Dataset items:
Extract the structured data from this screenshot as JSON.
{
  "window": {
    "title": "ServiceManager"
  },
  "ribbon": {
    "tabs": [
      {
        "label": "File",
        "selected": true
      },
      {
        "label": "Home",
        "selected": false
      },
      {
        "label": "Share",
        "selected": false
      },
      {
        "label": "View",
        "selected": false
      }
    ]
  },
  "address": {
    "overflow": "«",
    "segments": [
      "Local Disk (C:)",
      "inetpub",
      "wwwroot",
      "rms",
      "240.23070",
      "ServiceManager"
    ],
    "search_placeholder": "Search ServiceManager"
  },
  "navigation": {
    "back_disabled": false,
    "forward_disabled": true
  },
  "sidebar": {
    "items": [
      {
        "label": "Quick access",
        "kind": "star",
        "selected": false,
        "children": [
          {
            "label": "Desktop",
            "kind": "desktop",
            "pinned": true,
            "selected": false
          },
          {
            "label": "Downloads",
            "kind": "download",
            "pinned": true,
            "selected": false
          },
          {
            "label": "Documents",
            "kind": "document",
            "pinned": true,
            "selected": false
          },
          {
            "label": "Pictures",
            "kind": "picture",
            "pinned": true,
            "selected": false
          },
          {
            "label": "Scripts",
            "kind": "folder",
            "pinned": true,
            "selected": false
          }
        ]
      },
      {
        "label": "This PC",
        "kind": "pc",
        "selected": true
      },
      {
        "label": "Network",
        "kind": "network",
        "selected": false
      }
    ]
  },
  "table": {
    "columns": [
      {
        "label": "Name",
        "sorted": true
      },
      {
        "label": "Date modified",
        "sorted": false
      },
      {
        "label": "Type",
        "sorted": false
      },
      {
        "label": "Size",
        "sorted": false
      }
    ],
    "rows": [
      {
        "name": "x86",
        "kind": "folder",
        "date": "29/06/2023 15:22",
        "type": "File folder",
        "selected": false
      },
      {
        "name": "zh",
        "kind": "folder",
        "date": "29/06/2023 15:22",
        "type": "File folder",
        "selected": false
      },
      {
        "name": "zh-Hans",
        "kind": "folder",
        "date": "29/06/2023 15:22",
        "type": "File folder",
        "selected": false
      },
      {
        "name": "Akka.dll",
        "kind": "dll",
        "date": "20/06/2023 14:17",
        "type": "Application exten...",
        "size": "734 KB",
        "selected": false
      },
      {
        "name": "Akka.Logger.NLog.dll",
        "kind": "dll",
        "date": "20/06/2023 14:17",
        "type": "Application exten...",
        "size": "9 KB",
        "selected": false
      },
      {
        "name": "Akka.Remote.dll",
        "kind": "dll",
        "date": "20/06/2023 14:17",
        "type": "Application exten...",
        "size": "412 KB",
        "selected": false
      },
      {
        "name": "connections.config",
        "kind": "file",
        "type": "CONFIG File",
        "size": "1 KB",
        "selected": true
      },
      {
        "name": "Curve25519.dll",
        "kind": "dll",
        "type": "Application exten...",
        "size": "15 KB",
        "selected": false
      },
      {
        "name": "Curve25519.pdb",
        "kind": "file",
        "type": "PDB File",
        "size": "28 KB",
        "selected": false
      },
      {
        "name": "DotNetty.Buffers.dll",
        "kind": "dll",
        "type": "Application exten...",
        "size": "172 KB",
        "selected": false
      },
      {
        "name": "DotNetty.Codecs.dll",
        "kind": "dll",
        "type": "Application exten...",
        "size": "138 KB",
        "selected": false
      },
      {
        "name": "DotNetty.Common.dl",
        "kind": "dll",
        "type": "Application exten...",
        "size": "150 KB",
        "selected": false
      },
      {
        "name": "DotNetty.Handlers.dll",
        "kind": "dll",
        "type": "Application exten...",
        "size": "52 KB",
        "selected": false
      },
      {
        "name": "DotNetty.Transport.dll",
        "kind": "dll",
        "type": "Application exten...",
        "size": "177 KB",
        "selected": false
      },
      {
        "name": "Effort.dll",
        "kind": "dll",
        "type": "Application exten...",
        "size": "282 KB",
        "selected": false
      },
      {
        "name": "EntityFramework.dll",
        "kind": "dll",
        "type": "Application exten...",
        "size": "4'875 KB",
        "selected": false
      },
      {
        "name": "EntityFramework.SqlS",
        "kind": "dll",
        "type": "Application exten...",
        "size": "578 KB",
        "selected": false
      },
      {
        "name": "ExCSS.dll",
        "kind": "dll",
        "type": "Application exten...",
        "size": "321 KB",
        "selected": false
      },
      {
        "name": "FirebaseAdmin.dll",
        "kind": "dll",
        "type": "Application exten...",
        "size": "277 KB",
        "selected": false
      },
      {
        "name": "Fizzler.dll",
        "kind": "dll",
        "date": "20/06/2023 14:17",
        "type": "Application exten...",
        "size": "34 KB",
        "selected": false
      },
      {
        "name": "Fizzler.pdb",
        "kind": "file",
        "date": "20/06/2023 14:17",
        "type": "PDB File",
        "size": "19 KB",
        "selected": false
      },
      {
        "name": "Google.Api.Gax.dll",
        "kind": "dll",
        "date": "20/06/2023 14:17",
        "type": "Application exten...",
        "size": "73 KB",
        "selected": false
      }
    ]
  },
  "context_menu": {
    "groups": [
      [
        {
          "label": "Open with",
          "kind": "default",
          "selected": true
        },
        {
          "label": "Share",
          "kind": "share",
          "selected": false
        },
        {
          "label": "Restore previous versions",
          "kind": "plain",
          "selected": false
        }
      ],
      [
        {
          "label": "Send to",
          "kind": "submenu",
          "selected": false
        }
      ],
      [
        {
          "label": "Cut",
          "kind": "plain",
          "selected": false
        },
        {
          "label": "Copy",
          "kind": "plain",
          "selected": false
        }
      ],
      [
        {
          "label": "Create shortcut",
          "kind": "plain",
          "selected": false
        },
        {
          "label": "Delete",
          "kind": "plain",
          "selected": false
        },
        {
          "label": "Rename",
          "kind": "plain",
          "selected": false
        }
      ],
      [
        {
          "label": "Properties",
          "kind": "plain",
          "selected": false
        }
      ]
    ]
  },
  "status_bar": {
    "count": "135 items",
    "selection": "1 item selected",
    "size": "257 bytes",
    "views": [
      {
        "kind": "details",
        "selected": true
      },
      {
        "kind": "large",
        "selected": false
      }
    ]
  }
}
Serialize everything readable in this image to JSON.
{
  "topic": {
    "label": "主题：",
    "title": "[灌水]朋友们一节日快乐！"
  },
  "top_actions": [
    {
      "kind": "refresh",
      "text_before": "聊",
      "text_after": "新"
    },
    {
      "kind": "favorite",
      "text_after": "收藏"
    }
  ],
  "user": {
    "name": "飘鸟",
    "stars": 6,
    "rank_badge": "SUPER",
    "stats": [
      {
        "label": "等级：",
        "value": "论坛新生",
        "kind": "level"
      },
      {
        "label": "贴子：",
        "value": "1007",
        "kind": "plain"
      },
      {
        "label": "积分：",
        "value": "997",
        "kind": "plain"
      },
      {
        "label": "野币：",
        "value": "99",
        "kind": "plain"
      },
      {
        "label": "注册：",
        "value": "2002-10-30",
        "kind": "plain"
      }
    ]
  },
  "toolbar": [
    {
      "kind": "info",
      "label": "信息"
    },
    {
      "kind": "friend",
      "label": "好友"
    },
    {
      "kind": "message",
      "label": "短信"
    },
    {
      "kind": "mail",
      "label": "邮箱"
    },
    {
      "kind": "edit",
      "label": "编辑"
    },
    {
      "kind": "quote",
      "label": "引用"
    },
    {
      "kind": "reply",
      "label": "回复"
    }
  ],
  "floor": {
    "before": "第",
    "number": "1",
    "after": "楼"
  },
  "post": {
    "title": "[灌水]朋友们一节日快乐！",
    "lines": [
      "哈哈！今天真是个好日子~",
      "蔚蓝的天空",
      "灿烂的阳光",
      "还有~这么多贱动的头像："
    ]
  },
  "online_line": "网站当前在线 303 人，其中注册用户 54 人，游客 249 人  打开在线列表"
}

WHAT THE TASK REQUIRES: Repeat all the records. Match each line exactly.

ANSWER TO THE PROBLEM:
Extract the structured data from this screenshot as JSON.
{
  "window": {
    "title": "ServiceManager"
  },
  "ribbon": {
    "tabs": [
      {
        "label": "File",
        "selected": true
      },
      {
        "label": "Home",
        "selected": false
      },
      {
        "label": "Share",
        "selected": false
      },
      {
        "label": "View",
        "selected": false
      }
    ]
  },
  "address": {
    "overflow": "«",
    "segments": [
      "Local Disk (C:)",
      "inetpub",
      "wwwroot",
      "rms",
      "240.23070",
      "ServiceManager"
    ],
    "search_placeholder": "Search ServiceManager"
  },
  "navigation": {
    "back_disabled": false,
    "forward_disabled": true
  },
  "sidebar": {
    "items": [
      {
        "label": "Quick access",
        "kind": "star",
        "selected": false,
        "children": [
          {
            "label": "Desktop",
            "kind": "desktop",
            "pinned": true,
            "selected": false
          },
          {
            "label": "Downloads",
            "kind": "download",
            "pinned": true,
            "selected": false
          },
          {
            "label": "Documents",
            "kind": "document",
            "pinned": true,
            "selected": false
          },
          {
            "label": "Pictures",
            "kind": "picture",
            "pinned": true,
            "selected": false
          },
          {
            "label": "Scripts",
            "kind": "folder",
            "pinned": true,
            "selected": false
          }
        ]
      },
      {
        "label": "This PC",
        "kind": "pc",
        "selected": true
      },
      {
        "label": "Network",
        "kind": "network",
        "selected": false
      }
    ]
  },
  "table": {
    "columns": [
      {
        "label": "Name",
        "sorted": true
      },
      {
        "label": "Date modified",
        "sorted": false
      },
      {
        "label": "Type",
        "sorted": false
      },
      {
        "label": "Size",
        "sorted": false
      }
    ],
    "rows": [
      {
        "name": "x86",
        "kind": "folder",
        "date": "29/06/2023 15:22",
        "type": "File folder",
        "selected": false
      },
      {
        "name": "zh",
        "kind": "folder",
        "date": "29/06/2023 15:22",
        "type": "File folder",
        "selected": false
      },
      {
        "name": "zh-Hans",
        "kind": "folder",
        "date": "29/06/2023 15:22",
        "type": "File folder",
        "selected": false
      },
      {
        "name": "Akka.dll",
        "kind": "dll",
        "date": "20/06/2023 14:17",
        "type": "Application exten...",
        "size": "734 KB",
        "selected": false
      },
      {
        "name": "Akka.Logger.NLog.dll",
        "kind": "dll",
        "date": "20/06/2023 14:17",
        "type": "Application exten...",
        "size": "9 KB",
        "selected": false
      },
      {
        "name": "Akka.Remote.dll",
        "kind": "dll",
        "date": "20/06/2023 14:17",
        "type": "Application exten...",
        "size": "412 KB",
        "selected": false
      },
      {
        "name": "connections.config",
        "kind": "file",
        "type": "CONFIG File",
        "size": "1 KB",
        "selected": true
      },
      {
        "name": "Curve25519.dll",
        "kind": "dll",
        "type": "Application exten...",
        "size": "15 KB",
        "selected": false
      },
      {
        "name": "Curve25519.pdb",
        "kind": "file",
        "type": "PDB File",
        "size": "28 KB",
        "selected": false
      },
      {
        "name": "DotNetty.Buffers.dll",
        "kind": "dll",
        "type": "Application exten...",
        "size": "172 KB",
        "selected": false
      },
      {
        "name": "DotNetty.Codecs.dll",
        "kind": "dll",
        "type": "Application exten...",
        "size": "138 KB",
        "selected": false
      },
      {
        "name": "DotNetty.Common.dl",
        "kind": "dll",
        "type": "Application exten...",
        "size": "150 KB",
        "selected": false
      },
      {
        "name": "DotNetty.Handlers.dll",
        "kind": "dll",
        "type": "Application exten...",
        "size": "52 KB",
        "selected": false
      },
      {
        "name": "DotNetty.Transport.dll",
        "kind": "dll",
        "type": "Application exten...",
        "size": "177 KB",
        "selected": false
      },
      {
        "name": "Effort.dll",
        "kind": "dll",
        "type": "Application exten...",
        "size": "282 KB",
        "selected": false
      },
      {
        "name": "EntityFramework.dll",
        "kind": "dll",
        "type": "Application exten...",
        "size": "4'875 KB",
        "selected": false
      },
      {
        "name": "EntityFramework.SqlS",
        "kind": "dll",
        "type": "Application exten...",
        "size": "578 KB",
        "selected": false
      },
      {
        "name": "ExCSS.dll",
        "kind": "dll",
        "type": "Application exten...",
        "size": "321 KB",
        "selected": false
      },
      {
        "name": "FirebaseAdmin.dll",
        "kind": "dll",
        "type": "Application exten...",
        "size": "277 KB",
        "selected": false
      },
      {
        "name": "Fizzler.dll",
        "kind": "dll",
        "date": "20/06/2023 14:17",
        "type": "Application exten...",
        "size": "34 KB",
        "selected": false
      },
      {
        "name": "Fizzler.pdb",
        "kind": "file",
        "date": "20/06/2023 14:17",
        "type": "PDB File",
        "size": "19 KB",
        "selected": false
      },
      {
        "name": "Google.Api.Gax.dll",
        "kind": "dll",
        "date": "20/06/2023 14:17",
        "type": "Application exten...",
        "size": "73 KB",
        "selected": false
      }
    ]
  },
  "context_menu": {
    "groups": [
      [
        {
          "label": "Open with",
          "kind": "default",
          "selected": true
        },
        {
          "label": "Share",
          "kind": "share",
          "selected": false
        },
        {
          "label": "Restore previous versions",
          "kind": "plain",
          "selected": false
        }
      ],
      [
        {
          "label": "Send to",
          "kind": "submenu",
          "selected": false
        }
      ],
      [
        {
          "label": "Cut",
          "kind": "plain",
          "selected": false
        },
        {
          "label": "Copy",
          "kind": "plain",
          "selected": false
        }
      ],
      [
        {
          "label": "Create shortcut",
          "kind": "plain",
          "selected": false
        },
        {
          "label": "Delete",
          "kind": "plain",
          "selected": false
        },
        {
          "label": "Rename",
          "kind": "plain",
          "selected": false
        }
      ],
      [
        {
          "label": "Properties",
          "kind": "plain",
          "selected": false
        }
      ]
    ]
  },
  "status_bar": {
    "count": "135 items",
    "selection": "1 item selected",
    "size": "257 bytes",
    "views": [
      {
        "kind": "details",
        "selected": true
      },
      {
        "kind": "large",
        "selected": false
      }
    ]
  }
}
Serialize everything readable in this image to JSON.
{
  "topic": {
    "label": "主题：",
    "title": "[灌水]朋友们一节日快乐！"
  },
  "top_actions": [
    {
      "kind": "refresh",
      "text_before": "聊",
      "text_after": "新"
    },
    {
      "kind": "favorite",
      "text_after": "收藏"
    }
  ],
  "user": {
    "name": "飘鸟",
    "stars": 6,
    "rank_badge": "SUPER",
    "stats": [
      {
        "label": "等级：",
        "value": "论坛新生",
        "kind": "level"
      },
      {
        "label": "贴子：",
        "value": "1007",
        "kind": "plain"
      },
      {
        "label": "积分：",
        "value": "997",
        "kind": "plain"
      },
      {
        "label": "野币：",
        "value": "99",
        "kind": "plain"
      },
      {
        "label": "注册：",
        "value": "2002-10-30",
        "kind": "plain"
      }
    ]
  },
  "toolbar": [
    {
      "kind": "info",
      "label": "信息"
    },
    {
      "kind": "friend",
      "label": "好友"
    },
    {
      "kind": "message",
      "label": "短信"
    },
    {
      "kind": "mail",
      "label": "邮箱"
    },
    {
      "kind": "edit",
      "label": "编辑"
    },
    {
      "kind": "quote",
      "label": "引用"
    },
    {
      "kind": "reply",
      "label": "回复"
    }
  ],
  "floor": {
    "before": "第",
    "number": "1",
    "after": "楼"
  },
  "post": {
    "title": "[灌水]朋友们一节日快乐！",
    "lines": [
      "哈哈！今天真是个好日子~",
      "蔚蓝的天空",
      "灿烂的阳光",
      "还有~这么多贱动的头像："
    ]
  },
  "online_line": "网站当前在线 303 人，其中注册用户 54 人，游客 249 人  打开在线列表"
}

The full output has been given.